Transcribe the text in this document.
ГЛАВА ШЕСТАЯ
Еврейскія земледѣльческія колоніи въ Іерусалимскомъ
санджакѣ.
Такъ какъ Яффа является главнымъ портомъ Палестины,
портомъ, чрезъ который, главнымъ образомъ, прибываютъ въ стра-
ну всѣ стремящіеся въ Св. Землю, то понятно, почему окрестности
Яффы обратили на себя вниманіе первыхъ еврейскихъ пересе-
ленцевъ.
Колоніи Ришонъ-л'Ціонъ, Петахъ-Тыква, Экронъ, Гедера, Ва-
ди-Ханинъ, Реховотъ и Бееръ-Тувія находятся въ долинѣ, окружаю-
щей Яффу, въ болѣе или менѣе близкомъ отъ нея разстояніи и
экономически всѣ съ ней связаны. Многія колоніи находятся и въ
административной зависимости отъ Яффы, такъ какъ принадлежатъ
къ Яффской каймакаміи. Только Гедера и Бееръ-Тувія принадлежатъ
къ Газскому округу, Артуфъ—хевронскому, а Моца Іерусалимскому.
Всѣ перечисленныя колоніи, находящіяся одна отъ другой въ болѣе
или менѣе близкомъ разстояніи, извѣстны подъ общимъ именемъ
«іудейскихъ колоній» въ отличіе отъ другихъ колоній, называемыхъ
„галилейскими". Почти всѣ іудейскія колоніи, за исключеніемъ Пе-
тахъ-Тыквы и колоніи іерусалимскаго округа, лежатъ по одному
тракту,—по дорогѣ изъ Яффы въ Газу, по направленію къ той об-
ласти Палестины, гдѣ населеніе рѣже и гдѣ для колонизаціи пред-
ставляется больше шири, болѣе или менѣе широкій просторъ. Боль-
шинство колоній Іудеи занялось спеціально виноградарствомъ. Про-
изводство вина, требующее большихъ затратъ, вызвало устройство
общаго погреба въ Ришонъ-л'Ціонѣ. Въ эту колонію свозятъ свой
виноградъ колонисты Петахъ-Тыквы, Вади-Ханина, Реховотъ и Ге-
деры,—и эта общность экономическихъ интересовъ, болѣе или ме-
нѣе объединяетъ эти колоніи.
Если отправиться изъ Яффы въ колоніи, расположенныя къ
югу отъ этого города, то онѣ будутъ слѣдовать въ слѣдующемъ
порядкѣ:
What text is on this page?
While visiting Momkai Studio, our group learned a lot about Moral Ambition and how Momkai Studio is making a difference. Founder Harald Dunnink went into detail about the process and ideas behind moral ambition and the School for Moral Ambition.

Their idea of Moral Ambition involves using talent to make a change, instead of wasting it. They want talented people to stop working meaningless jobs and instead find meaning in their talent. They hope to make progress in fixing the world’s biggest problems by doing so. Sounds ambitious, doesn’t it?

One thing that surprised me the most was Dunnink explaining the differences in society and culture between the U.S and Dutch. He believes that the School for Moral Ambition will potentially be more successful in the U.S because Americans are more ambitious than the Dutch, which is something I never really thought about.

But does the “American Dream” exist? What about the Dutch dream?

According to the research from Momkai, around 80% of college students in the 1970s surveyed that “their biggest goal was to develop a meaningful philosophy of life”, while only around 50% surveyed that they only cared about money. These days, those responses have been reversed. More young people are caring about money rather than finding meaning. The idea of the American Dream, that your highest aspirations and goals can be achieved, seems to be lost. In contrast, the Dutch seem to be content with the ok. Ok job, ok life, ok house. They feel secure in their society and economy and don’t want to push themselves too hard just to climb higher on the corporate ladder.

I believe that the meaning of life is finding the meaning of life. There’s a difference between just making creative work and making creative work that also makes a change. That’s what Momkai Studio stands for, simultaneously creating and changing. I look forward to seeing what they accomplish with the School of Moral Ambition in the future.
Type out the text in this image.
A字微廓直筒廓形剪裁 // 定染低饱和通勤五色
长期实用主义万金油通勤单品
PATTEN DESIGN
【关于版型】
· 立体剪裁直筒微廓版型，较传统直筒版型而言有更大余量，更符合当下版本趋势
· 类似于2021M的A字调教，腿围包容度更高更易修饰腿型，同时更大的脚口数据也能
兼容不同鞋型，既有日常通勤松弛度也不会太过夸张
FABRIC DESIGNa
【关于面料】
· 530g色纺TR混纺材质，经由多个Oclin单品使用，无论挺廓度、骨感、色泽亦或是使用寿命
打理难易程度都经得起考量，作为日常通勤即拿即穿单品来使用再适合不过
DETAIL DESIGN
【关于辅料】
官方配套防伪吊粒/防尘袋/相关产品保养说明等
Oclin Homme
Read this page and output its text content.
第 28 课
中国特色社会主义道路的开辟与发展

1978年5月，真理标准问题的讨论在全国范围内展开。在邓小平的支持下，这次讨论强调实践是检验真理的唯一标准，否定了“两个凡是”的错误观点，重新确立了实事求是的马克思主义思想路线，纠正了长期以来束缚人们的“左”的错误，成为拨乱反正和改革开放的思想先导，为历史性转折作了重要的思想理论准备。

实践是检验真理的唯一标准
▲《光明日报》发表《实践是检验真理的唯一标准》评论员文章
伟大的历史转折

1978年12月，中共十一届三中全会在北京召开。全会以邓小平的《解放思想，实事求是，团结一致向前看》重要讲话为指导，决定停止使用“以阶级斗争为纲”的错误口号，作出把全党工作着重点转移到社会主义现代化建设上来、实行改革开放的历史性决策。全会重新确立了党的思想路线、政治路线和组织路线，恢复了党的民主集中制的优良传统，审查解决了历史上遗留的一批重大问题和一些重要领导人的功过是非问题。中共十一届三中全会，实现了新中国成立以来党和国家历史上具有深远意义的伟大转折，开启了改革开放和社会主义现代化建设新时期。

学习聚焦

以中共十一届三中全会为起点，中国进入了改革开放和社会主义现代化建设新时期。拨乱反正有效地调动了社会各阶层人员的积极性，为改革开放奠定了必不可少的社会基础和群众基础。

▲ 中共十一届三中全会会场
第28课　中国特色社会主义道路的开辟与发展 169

============

* [INSTRUCTION] Reproduce the listing in full. Keep it exactly as written.

* [FULL SOLUTION]
Transcribe the text in this document.
ГЛАВА ШЕСТАЯ
Еврейскія земледѣльческія колоніи въ Іерусалимскомъ
санджакѣ.
Такъ какъ Яффа является главнымъ портомъ Палестины,
портомъ, чрезъ который, главнымъ образомъ, прибываютъ въ стра-
ну всѣ стремящіеся въ Св. Землю, то понятно, почему окрестности
Яффы обратили на себя вниманіе первыхъ еврейскихъ пересе-
ленцевъ.
Колоніи Ришонъ-л'Ціонъ, Петахъ-Тыква, Экронъ, Гедера, Ва-
ди-Ханинъ, Реховотъ и Бееръ-Тувія находятся въ долинѣ, окружаю-
щей Яффу, въ болѣе или менѣе близкомъ отъ нея разстояніи и
экономически всѣ съ ней связаны. Многія колоніи находятся и въ
административной зависимости отъ Яффы, такъ какъ принадлежатъ
къ Яффской каймакаміи. Только Гедера и Бееръ-Тувія принадлежатъ
къ Газскому округу, Артуфъ—хевронскому, а Моца Іерусалимскому.
Всѣ перечисленныя колоніи, находящіяся одна отъ другой въ болѣе
или менѣе близкомъ разстояніи, извѣстны подъ общимъ именемъ
«іудейскихъ колоній» въ отличіе отъ другихъ колоній, называемыхъ
„галилейскими". Почти всѣ іудейскія колоніи, за исключеніемъ Пе-
тахъ-Тыквы и колоніи іерусалимскаго округа, лежатъ по одному
тракту,—по дорогѣ изъ Яффы въ Газу, по направленію къ той об-
ласти Палестины, гдѣ населеніе рѣже и гдѣ для колонизаціи пред-
ставляется больше шири, болѣе или менѣе широкій просторъ. Боль-
шинство колоній Іудеи занялось спеціально виноградарствомъ. Про-
изводство вина, требующее большихъ затратъ, вызвало устройство
общаго погреба въ Ришонъ-л'Ціонѣ. Въ эту колонію свозятъ свой
виноградъ колонисты Петахъ-Тыквы, Вади-Ханина, Реховотъ и Ге-
деры,—и эта общность экономическихъ интересовъ, болѣе или ме-
нѣе объединяетъ эти колоніи.
Если отправиться изъ Яффы въ колоніи, расположенныя къ
югу отъ этого города, то онѣ будутъ слѣдовать въ слѣдующемъ
порядкѣ:
What text is on this page?
While visiting Momkai Studio, our group learned a lot about Moral Ambition and how Momkai Studio is making a difference. Founder Harald Dunnink went into detail about the process and ideas behind moral ambition and the School for Moral Ambition.

Their idea of Moral Ambition involves using talent to make a change, instead of wasting it. They want talented people to stop working meaningless jobs and instead find meaning in their talent. They hope to make progress in fixing the world’s biggest problems by doing so. Sounds ambitious, doesn’t it?

One thing that surprised me the most was Dunnink explaining the differences in society and culture between the U.S and Dutch. He believes that the School for Moral Ambition will potentially be more successful in the U.S because Americans are more ambitious than the Dutch, which is something I never really thought about.

But does the “American Dream” exist? What about the Dutch dream?

According to the research from Momkai, around 80% of college students in the 1970s surveyed that “their biggest goal was to develop a meaningful philosophy of life”, while only around 50% surveyed that they only cared about money. These days, those responses have been reversed. More young people are caring about money rather than finding meaning. The idea of the American Dream, that your highest aspirations and goals can be achieved, seems to be lost. In contrast, the Dutch seem to be content with the ok. Ok job, ok life, ok house. They feel secure in their society and economy and don’t want to push themselves too hard just to climb higher on the corporate ladder.

I believe that the meaning of life is finding the meaning of life. There’s a difference between just making creative work and making creative work that also makes a change. That’s what Momkai Studio stands for, simultaneously creating and changing. I look forward to seeing what they accomplish with the School of Moral Ambition in the future.
Type out the text in this image.
A字微廓直筒廓形剪裁 // 定染低饱和通勤五色
长期实用主义万金油通勤单品
PATTEN DESIGN
【关于版型】
· 立体剪裁直筒微廓版型，较传统直筒版型而言有更大余量，更符合当下版本趋势
· 类似于2021M的A字调教，腿围包容度更高更易修饰腿型，同时更大的脚口数据也能
兼容不同鞋型，既有日常通勤松弛度也不会太过夸张
FABRIC DESIGNa
【关于面料】
· 530g色纺TR混纺材质，经由多个Oclin单品使用，无论挺廓度、骨感、色泽亦或是使用寿命
打理难易程度都经得起考量，作为日常通勤即拿即穿单品来使用再适合不过
DETAIL DESIGN
【关于辅料】
官方配套防伪吊粒/防尘袋/相关产品保养说明等
Oclin Homme
Read this page and output its text content.
第 28 课
中国特色社会主义道路的开辟与发展

1978年5月，真理标准问题的讨论在全国范围内展开。在邓小平的支持下，这次讨论强调实践是检验真理的唯一标准，否定了“两个凡是”的错误观点，重新确立了实事求是的马克思主义思想路线，纠正了长期以来束缚人们的“左”的错误，成为拨乱反正和改革开放的思想先导，为历史性转折作了重要的思想理论准备。

实践是检验真理的唯一标准
▲《光明日报》发表《实践是检验真理的唯一标准》评论员文章
伟大的历史转折

1978年12月，中共十一届三中全会在北京召开。全会以邓小平的《解放思想，实事求是，团结一致向前看》重要讲话为指导，决定停止使用“以阶级斗争为纲”的错误口号，作出把全党工作着重点转移到社会主义现代化建设上来、实行改革开放的历史性决策。全会重新确立了党的思想路线、政治路线和组织路线，恢复了党的民主集中制的优良传统，审查解决了历史上遗留的一批重大问题和一些重要领导人的功过是非问题。中共十一届三中全会，实现了新中国成立以来党和国家历史上具有深远意义的伟大转折，开启了改革开放和社会主义现代化建设新时期。

学习聚焦

以中共十一届三中全会为起点，中国进入了改革开放和社会主义现代化建设新时期。拨乱反正有效地调动了社会各阶层人员的积极性，为改革开放奠定了必不可少的社会基础和群众基础。

▲ 中共十一届三中全会会场
第28课　中国特色社会主义道路的开辟与发展 169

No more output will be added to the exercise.